- **Problem statement**: Find the string "this" and gather every line that holds it.

++++++++++++++++++++

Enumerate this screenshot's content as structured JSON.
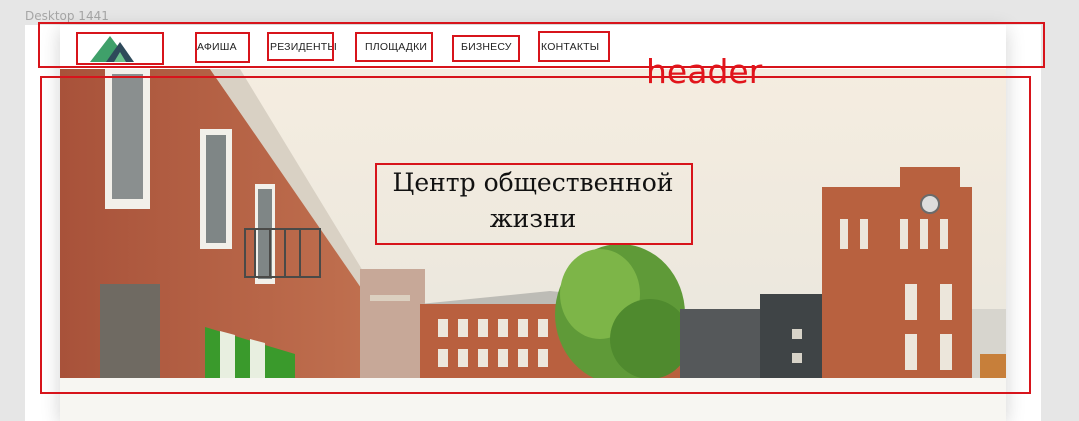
{
  "canvas": {
    "frame_label": "Desktop 1441"
  },
  "nav": {
    "items": [
      {
        "label": "АФИША"
      },
      {
        "label": "РЕЗИДЕНТЫ"
      },
      {
        "label": "ПЛОЩАДКИ"
      },
      {
        "label": "БИЗНЕСУ"
      },
      {
        "label": "КОНТАКТЫ"
      }
    ]
  },
  "hero": {
    "title": "Центр общественной жизни"
  },
  "annotations": {
    "header_label": "header"
  },
  "colors": {
    "annotation": "#d7141b",
    "logo_green": "#3fa06a",
    "logo_dark": "#2e4a5a"
  }
}
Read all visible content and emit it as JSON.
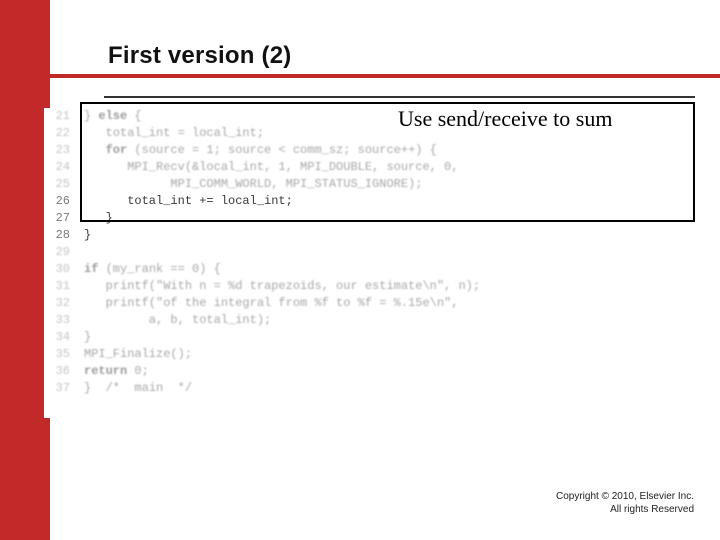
{
  "title": "First version (2)",
  "callout": {
    "label": "Use send/receive to sum"
  },
  "line_start": 21,
  "line_count": 17,
  "blurred_lines": [
    21,
    22,
    23,
    24,
    25,
    29,
    30,
    31,
    32,
    33,
    34,
    35,
    36,
    37
  ],
  "code": {
    "21": "} else {",
    "22": "   total_int = local_int;",
    "23": "   for (source = 1; source < comm_sz; source++) {",
    "24": "      MPI_Recv(&local_int, 1, MPI_DOUBLE, source, 0,",
    "25": "            MPI_COMM_WORLD, MPI_STATUS_IGNORE);",
    "26": "      total_int += local_int;",
    "27": "   }",
    "28": "}",
    "29": "",
    "30": "if (my_rank == 0) {",
    "31": "   printf(\"With n = %d trapezoids, our estimate\\n\", n);",
    "32": "   printf(\"of the integral from %f to %f = %.15e\\n\",",
    "33": "         a, b, total_int);",
    "34": "}",
    "35": "MPI_Finalize();",
    "36": "return 0;",
    "37": {
      "pre": "}  ",
      "comment": "/*  main  */"
    }
  },
  "bold_tokens": {
    "21": [
      "else"
    ],
    "23": [
      "for"
    ],
    "30": [
      "if"
    ],
    "36": [
      "return"
    ]
  },
  "copyright": {
    "line1": "Copyright © 2010, Elsevier Inc.",
    "line2": "All rights Reserved"
  }
}
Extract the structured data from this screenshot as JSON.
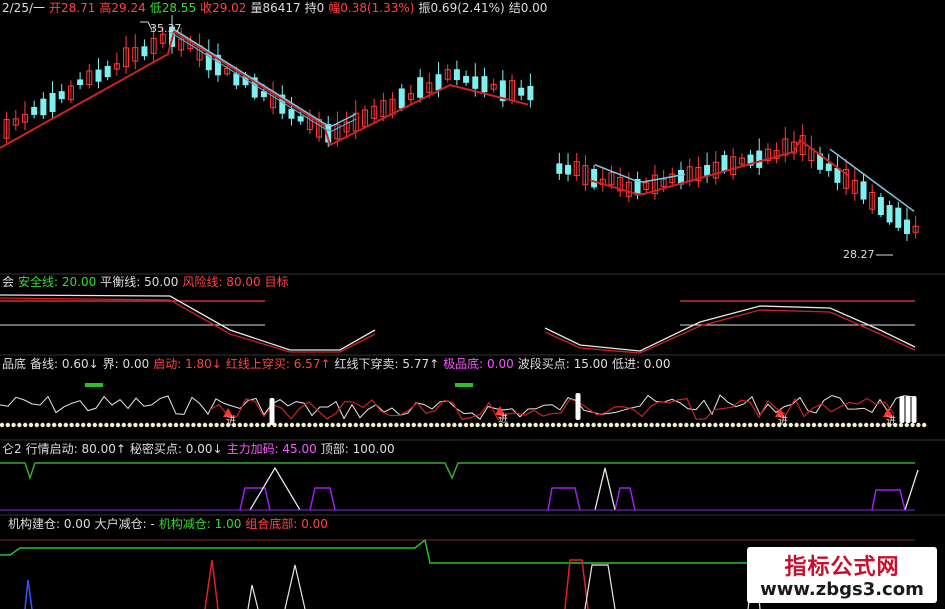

++++++++++++++++++++

- **Expected answer**:
Enumerate this screenshot's content as structured JSON.
Extract the structured data from this screenshot as JSON.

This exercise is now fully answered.